** The task **
Nothing may be dropped or altered: reproduce all the data.

Dataset items
+ + + + +

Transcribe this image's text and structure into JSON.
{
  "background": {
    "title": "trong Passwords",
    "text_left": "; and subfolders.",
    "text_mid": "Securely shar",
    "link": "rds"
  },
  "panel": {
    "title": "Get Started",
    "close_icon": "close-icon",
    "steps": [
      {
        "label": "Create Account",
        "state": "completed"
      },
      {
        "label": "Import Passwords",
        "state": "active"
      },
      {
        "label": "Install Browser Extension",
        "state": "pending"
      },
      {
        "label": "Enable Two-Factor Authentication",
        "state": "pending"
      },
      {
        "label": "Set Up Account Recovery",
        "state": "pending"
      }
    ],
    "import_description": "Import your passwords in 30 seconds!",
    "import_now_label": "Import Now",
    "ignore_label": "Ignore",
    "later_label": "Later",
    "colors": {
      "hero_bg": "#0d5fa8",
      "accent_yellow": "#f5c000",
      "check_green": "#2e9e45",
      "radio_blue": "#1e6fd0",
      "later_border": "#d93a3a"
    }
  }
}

+ + + + +

** Answer for the task **
Transcribe this image's text and structure into JSON.
{
  "background": {
    "title": "trong Passwords",
    "text_left": "; and subfolders.",
    "text_mid": "Securely shar",
    "link": "rds"
  },
  "panel": {
    "title": "Get Started",
    "close_icon": "close-icon",
    "steps": [
      {
        "label": "Create Account",
        "state": "completed"
      },
      {
        "label": "Import Passwords",
        "state": "active"
      },
      {
        "label": "Install Browser Extension",
        "state": "pending"
      },
      {
        "label": "Enable Two-Factor Authentication",
        "state": "pending"
      },
      {
        "label": "Set Up Account Recovery",
        "state": "pending"
      }
    ],
    "import_description": "Import your passwords in 30 seconds!",
    "import_now_label": "Import Now",
    "ignore_label": "Ignore",
    "later_label": "Later",
    "colors": {
      "hero_bg": "#0d5fa8",
      "accent_yellow": "#f5c000",
      "check_green": "#2e9e45",
      "radio_blue": "#1e6fd0",
      "later_border": "#d93a3a"
    }
  }
}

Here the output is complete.